# GIVEN TASK
Make an exact copy of the records, with the images left out.

# LISTED ENTRIES
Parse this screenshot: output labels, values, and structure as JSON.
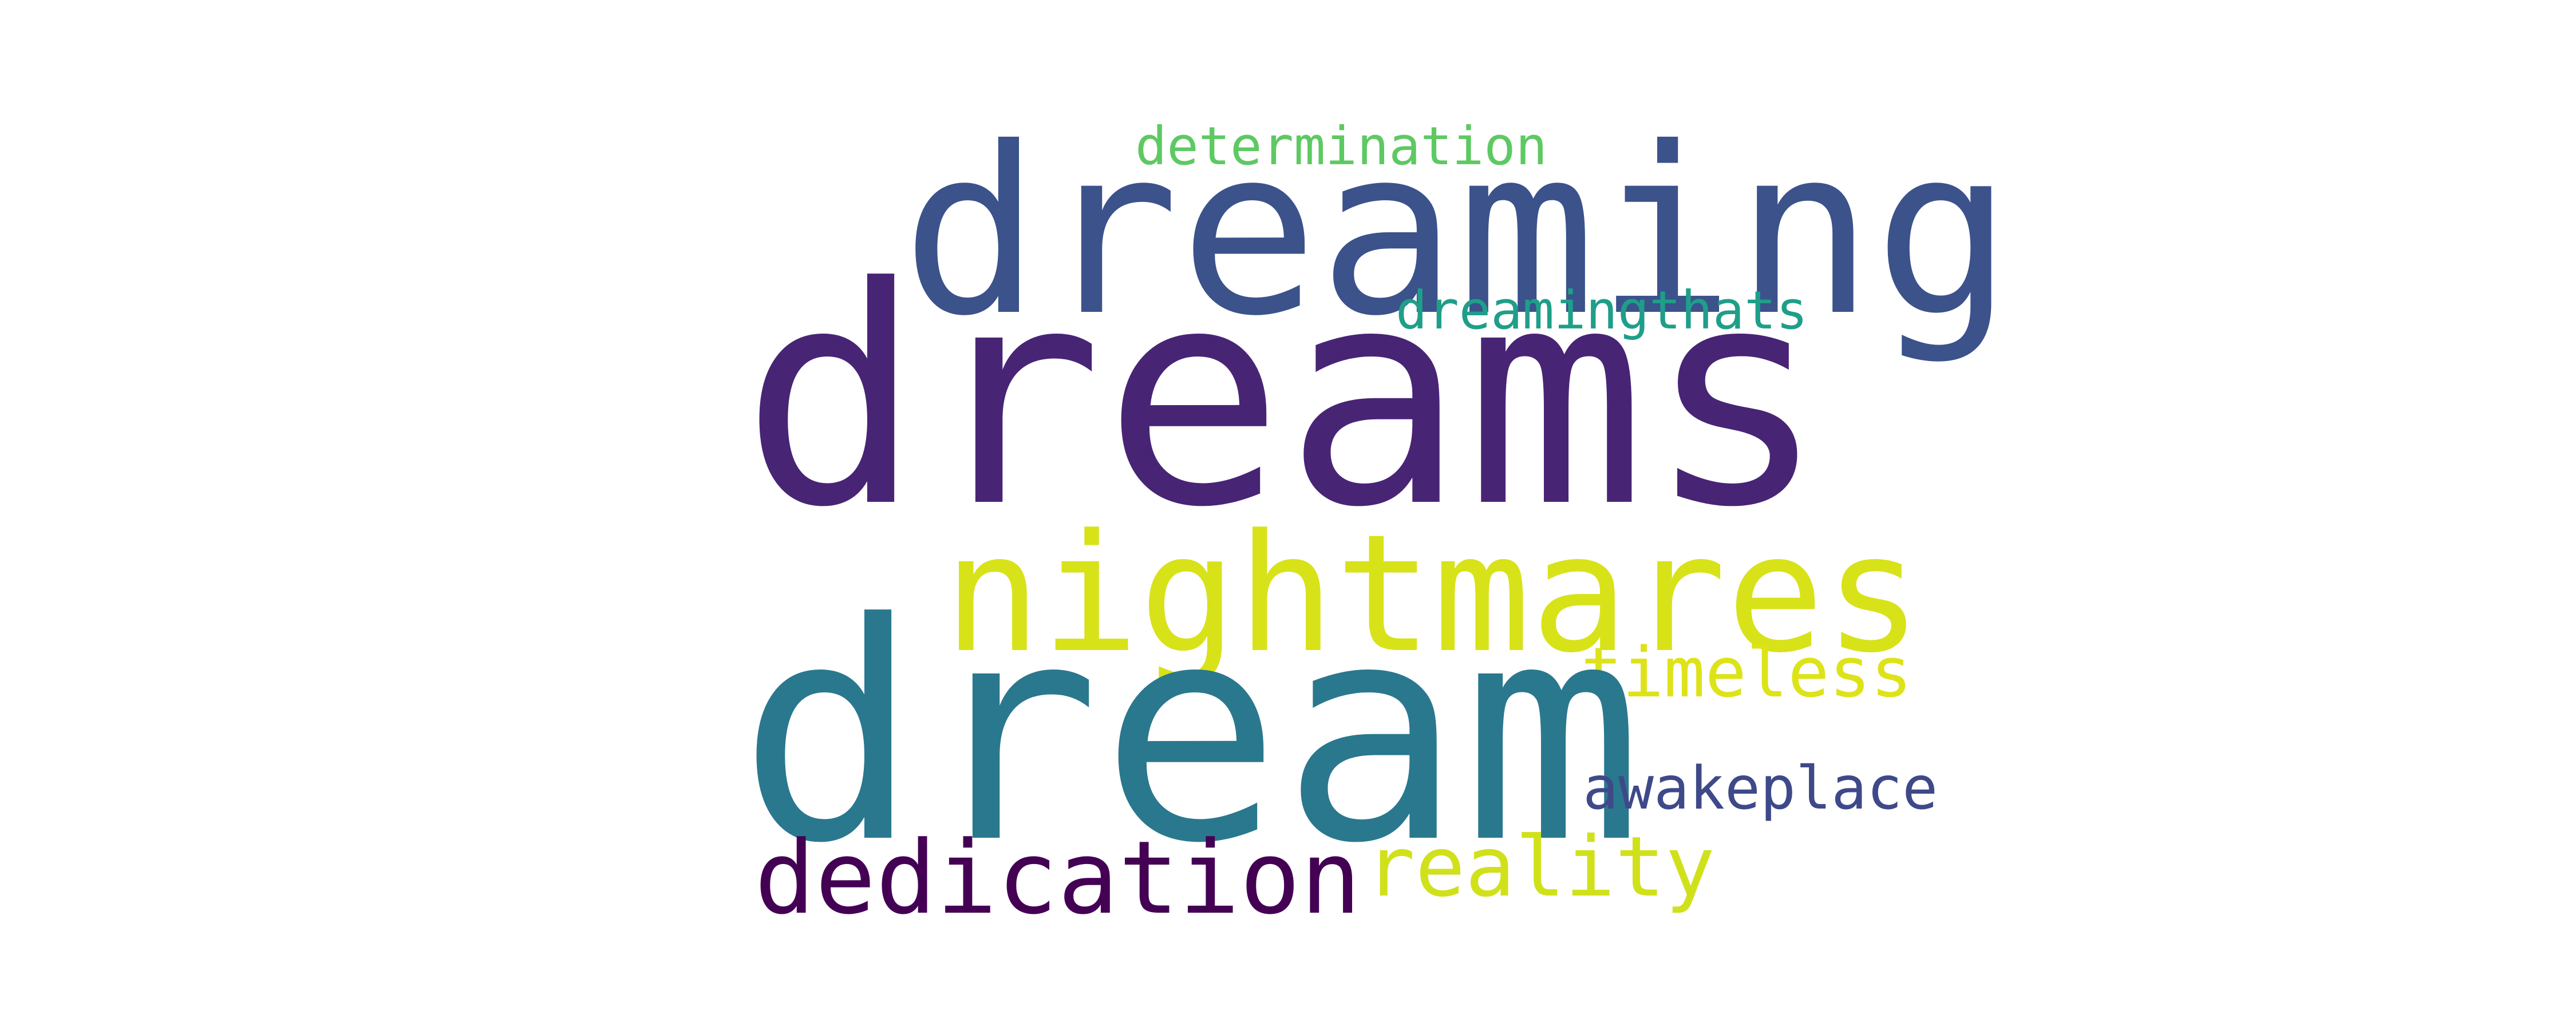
{
  "words": {
    "dreams": {
      "text": "dreams",
      "color": "#482475"
    },
    "dreaming": {
      "text": "dreaming",
      "color": "#3b528b"
    },
    "nightmares": {
      "text": "nightmares",
      "color": "#d8e219"
    },
    "dream": {
      "text": "dream",
      "color": "#2a788e"
    },
    "dedication": {
      "text": "dedication",
      "color": "#440154"
    },
    "reality": {
      "text": "reality",
      "color": "#d0e11c"
    },
    "timeless": {
      "text": "timeless",
      "color": "#dde318"
    },
    "awakeplace": {
      "text": "awakeplace",
      "color": "#3e4989"
    },
    "dreamingthats": {
      "text": "dreamingthats",
      "color": "#1f9e89"
    },
    "determination": {
      "text": "determination",
      "color": "#5ec962"
    }
  }
}
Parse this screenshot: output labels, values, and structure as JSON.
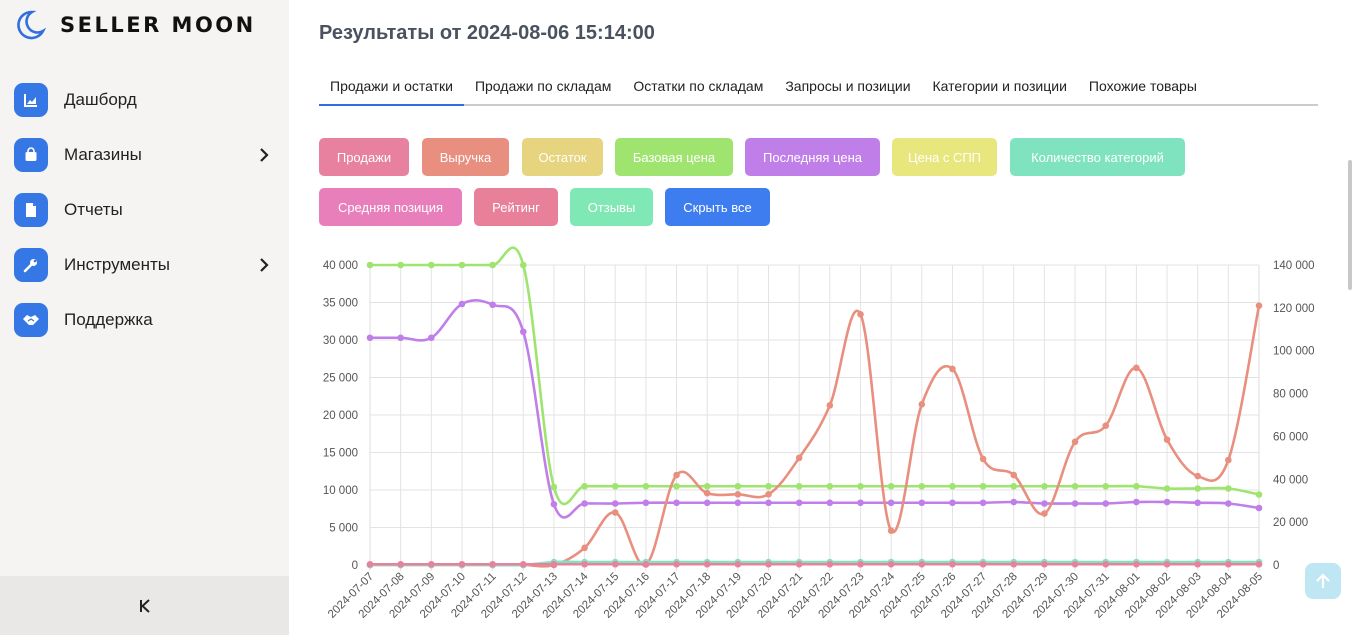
{
  "app": {
    "brand": "SELLER MOON"
  },
  "sidebar": {
    "items": [
      {
        "label": "Дашборд",
        "icon": "chart-icon",
        "has_submenu": false
      },
      {
        "label": "Магазины",
        "icon": "bag-icon",
        "has_submenu": true
      },
      {
        "label": "Отчеты",
        "icon": "document-icon",
        "has_submenu": false
      },
      {
        "label": "Инструменты",
        "icon": "wrench-icon",
        "has_submenu": true
      },
      {
        "label": "Поддержка",
        "icon": "handshake-icon",
        "has_submenu": false
      }
    ],
    "collapse_label": "K"
  },
  "main": {
    "title": "Результаты от 2024-08-06 15:14:00",
    "tabs": [
      {
        "label": "Продажи и остатки",
        "active": true
      },
      {
        "label": "Продажи по складам",
        "active": false
      },
      {
        "label": "Остатки по складам",
        "active": false
      },
      {
        "label": "Запросы и позиции",
        "active": false
      },
      {
        "label": "Категории и позиции",
        "active": false
      },
      {
        "label": "Похожие товары",
        "active": false
      }
    ],
    "filters": [
      {
        "label": "Продажи",
        "color": "#e8809f"
      },
      {
        "label": "Выручка",
        "color": "#e88f7f"
      },
      {
        "label": "Остаток",
        "color": "#e6d47e"
      },
      {
        "label": "Базовая цена",
        "color": "#9ee46f"
      },
      {
        "label": "Последняя цена",
        "color": "#c07ee8"
      },
      {
        "label": "Цена с СПП",
        "color": "#e8e77e"
      },
      {
        "label": "Количество категорий",
        "color": "#7fe3c0"
      },
      {
        "label": "Средняя позиция",
        "color": "#e87fba"
      },
      {
        "label": "Рейтинг",
        "color": "#e8809a"
      },
      {
        "label": "Отзывы",
        "color": "#80e8b4"
      },
      {
        "label": "Скрыть все",
        "color": "#3d7df0"
      }
    ]
  },
  "chart_data": {
    "type": "line",
    "x": [
      "2024-07-07",
      "2024-07-08",
      "2024-07-09",
      "2024-07-10",
      "2024-07-11",
      "2024-07-12",
      "2024-07-13",
      "2024-07-14",
      "2024-07-15",
      "2024-07-16",
      "2024-07-17",
      "2024-07-18",
      "2024-07-19",
      "2024-07-20",
      "2024-07-21",
      "2024-07-22",
      "2024-07-23",
      "2024-07-24",
      "2024-07-25",
      "2024-07-26",
      "2024-07-27",
      "2024-07-28",
      "2024-07-29",
      "2024-07-30",
      "2024-07-31",
      "2024-08-01",
      "2024-08-02",
      "2024-08-03",
      "2024-08-04",
      "2024-08-05"
    ],
    "y_left": {
      "min": 0,
      "max": 40000,
      "ticks": [
        "0",
        "5 000",
        "10 000",
        "15 000",
        "20 000",
        "25 000",
        "30 000",
        "35 000",
        "40 000"
      ]
    },
    "y_right": {
      "min": 0,
      "max": 140000,
      "ticks": [
        "0",
        "20 000",
        "40 000",
        "60 000",
        "80 000",
        "100 000",
        "120 000",
        "140 000"
      ]
    },
    "grid": true,
    "series": [
      {
        "axis": "left",
        "color": "#9ee46f",
        "values": [
          40000,
          40000,
          40000,
          40000,
          40000,
          40000,
          10400,
          10500,
          10500,
          10500,
          10500,
          10500,
          10500,
          10500,
          10500,
          10500,
          10500,
          10500,
          10500,
          10500,
          10500,
          10500,
          10500,
          10500,
          10500,
          10500,
          10200,
          10200,
          10200,
          9400
        ]
      },
      {
        "axis": "left",
        "color": "#c07ee8",
        "values": [
          30300,
          30300,
          30300,
          34800,
          34700,
          31100,
          8100,
          8200,
          8200,
          8300,
          8300,
          8300,
          8300,
          8300,
          8300,
          8300,
          8300,
          8300,
          8300,
          8300,
          8300,
          8400,
          8200,
          8200,
          8200,
          8400,
          8400,
          8300,
          8200,
          7600
        ]
      },
      {
        "axis": "right",
        "color": "#e88f7f",
        "values": [
          0,
          0,
          0,
          0,
          0,
          0,
          0,
          8000,
          24500,
          200,
          42000,
          33500,
          33000,
          33000,
          50000,
          74500,
          117000,
          16000,
          75000,
          91500,
          49500,
          42000,
          24000,
          57500,
          65000,
          92000,
          58500,
          41500,
          49000,
          121000
        ]
      },
      {
        "axis": "left",
        "color": "#7fe3c0",
        "values": [
          0,
          0,
          0,
          0,
          0,
          0,
          400,
          400,
          400,
          400,
          400,
          400,
          400,
          400,
          400,
          400,
          400,
          400,
          400,
          400,
          400,
          400,
          400,
          400,
          400,
          400,
          400,
          400,
          400,
          400
        ]
      },
      {
        "axis": "left",
        "color": "#e8809f",
        "values": [
          100,
          100,
          100,
          100,
          100,
          100,
          100,
          100,
          100,
          100,
          100,
          100,
          100,
          100,
          100,
          100,
          100,
          100,
          100,
          100,
          100,
          100,
          100,
          100,
          100,
          100,
          100,
          100,
          100,
          100
        ]
      }
    ]
  }
}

# RESULT OF THIS EXERCISE
Parse this screenshot: output labels, values, and structure as JSON.
{
  "words": {
    "dreams": {
      "text": "dreams",
      "color": "#482475"
    },
    "dreaming": {
      "text": "dreaming",
      "color": "#3b528b"
    },
    "nightmares": {
      "text": "nightmares",
      "color": "#d8e219"
    },
    "dream": {
      "text": "dream",
      "color": "#2a788e"
    },
    "dedication": {
      "text": "dedication",
      "color": "#440154"
    },
    "reality": {
      "text": "reality",
      "color": "#d0e11c"
    },
    "timeless": {
      "text": "timeless",
      "color": "#dde318"
    },
    "awakeplace": {
      "text": "awakeplace",
      "color": "#3e4989"
    },
    "dreamingthats": {
      "text": "dreamingthats",
      "color": "#1f9e89"
    },
    "determination": {
      "text": "determination",
      "color": "#5ec962"
    }
  }
}
Parse this screenshot: output labels, values, and structure as JSON.
{
  "app": {
    "brand": "SELLER MOON"
  },
  "sidebar": {
    "items": [
      {
        "label": "Дашборд",
        "icon": "chart-icon",
        "has_submenu": false
      },
      {
        "label": "Магазины",
        "icon": "bag-icon",
        "has_submenu": true
      },
      {
        "label": "Отчеты",
        "icon": "document-icon",
        "has_submenu": false
      },
      {
        "label": "Инструменты",
        "icon": "wrench-icon",
        "has_submenu": true
      },
      {
        "label": "Поддержка",
        "icon": "handshake-icon",
        "has_submenu": false
      }
    ],
    "collapse_label": "K"
  },
  "main": {
    "title": "Результаты от 2024-08-06 15:14:00",
    "tabs": [
      {
        "label": "Продажи и остатки",
        "active": true
      },
      {
        "label": "Продажи по складам",
        "active": false
      },
      {
        "label": "Остатки по складам",
        "active": false
      },
      {
        "label": "Запросы и позиции",
        "active": false
      },
      {
        "label": "Категории и позиции",
        "active": false
      },
      {
        "label": "Похожие товары",
        "active": false
      }
    ],
    "filters": [
      {
        "label": "Продажи",
        "color": "#e8809f"
      },
      {
        "label": "Выручка",
        "color": "#e88f7f"
      },
      {
        "label": "Остаток",
        "color": "#e6d47e"
      },
      {
        "label": "Базовая цена",
        "color": "#9ee46f"
      },
      {
        "label": "Последняя цена",
        "color": "#c07ee8"
      },
      {
        "label": "Цена с СПП",
        "color": "#e8e77e"
      },
      {
        "label": "Количество категорий",
        "color": "#7fe3c0"
      },
      {
        "label": "Средняя позиция",
        "color": "#e87fba"
      },
      {
        "label": "Рейтинг",
        "color": "#e8809a"
      },
      {
        "label": "Отзывы",
        "color": "#80e8b4"
      },
      {
        "label": "Скрыть все",
        "color": "#3d7df0"
      }
    ]
  },
  "chart_data": {
    "type": "line",
    "x": [
      "2024-07-07",
      "2024-07-08",
      "2024-07-09",
      "2024-07-10",
      "2024-07-11",
      "2024-07-12",
      "2024-07-13",
      "2024-07-14",
      "2024-07-15",
      "2024-07-16",
      "2024-07-17",
      "2024-07-18",
      "2024-07-19",
      "2024-07-20",
      "2024-07-21",
      "2024-07-22",
      "2024-07-23",
      "2024-07-24",
      "2024-07-25",
      "2024-07-26",
      "2024-07-27",
      "2024-07-28",
      "2024-07-29",
      "2024-07-30",
      "2024-07-31",
      "2024-08-01",
      "2024-08-02",
      "2024-08-03",
      "2024-08-04",
      "2024-08-05"
    ],
    "y_left": {
      "min": 0,
      "max": 40000,
      "ticks": [
        "0",
        "5 000",
        "10 000",
        "15 000",
        "20 000",
        "25 000",
        "30 000",
        "35 000",
        "40 000"
      ]
    },
    "y_right": {
      "min": 0,
      "max": 140000,
      "ticks": [
        "0",
        "20 000",
        "40 000",
        "60 000",
        "80 000",
        "100 000",
        "120 000",
        "140 000"
      ]
    },
    "grid": true,
    "series": [
      {
        "axis": "left",
        "color": "#9ee46f",
        "values": [
          40000,
          40000,
          40000,
          40000,
          40000,
          40000,
          10400,
          10500,
          10500,
          10500,
          10500,
          10500,
          10500,
          10500,
          10500,
          10500,
          10500,
          10500,
          10500,
          10500,
          10500,
          10500,
          10500,
          10500,
          10500,
          10500,
          10200,
          10200,
          10200,
          9400
        ]
      },
      {
        "axis": "left",
        "color": "#c07ee8",
        "values": [
          30300,
          30300,
          30300,
          34800,
          34700,
          31100,
          8100,
          8200,
          8200,
          8300,
          8300,
          8300,
          8300,
          8300,
          8300,
          8300,
          8300,
          8300,
          8300,
          8300,
          8300,
          8400,
          8200,
          8200,
          8200,
          8400,
          8400,
          8300,
          8200,
          7600
        ]
      },
      {
        "axis": "right",
        "color": "#e88f7f",
        "values": [
          0,
          0,
          0,
          0,
          0,
          0,
          0,
          8000,
          24500,
          200,
          42000,
          33500,
          33000,
          33000,
          50000,
          74500,
          117000,
          16000,
          75000,
          91500,
          49500,
          42000,
          24000,
          57500,
          65000,
          92000,
          58500,
          41500,
          49000,
          121000
        ]
      },
      {
        "axis": "left",
        "color": "#7fe3c0",
        "values": [
          0,
          0,
          0,
          0,
          0,
          0,
          400,
          400,
          400,
          400,
          400,
          400,
          400,
          400,
          400,
          400,
          400,
          400,
          400,
          400,
          400,
          400,
          400,
          400,
          400,
          400,
          400,
          400,
          400,
          400
        ]
      },
      {
        "axis": "left",
        "color": "#e8809f",
        "values": [
          100,
          100,
          100,
          100,
          100,
          100,
          100,
          100,
          100,
          100,
          100,
          100,
          100,
          100,
          100,
          100,
          100,
          100,
          100,
          100,
          100,
          100,
          100,
          100,
          100,
          100,
          100,
          100,
          100,
          100
        ]
      }
    ]
  }
}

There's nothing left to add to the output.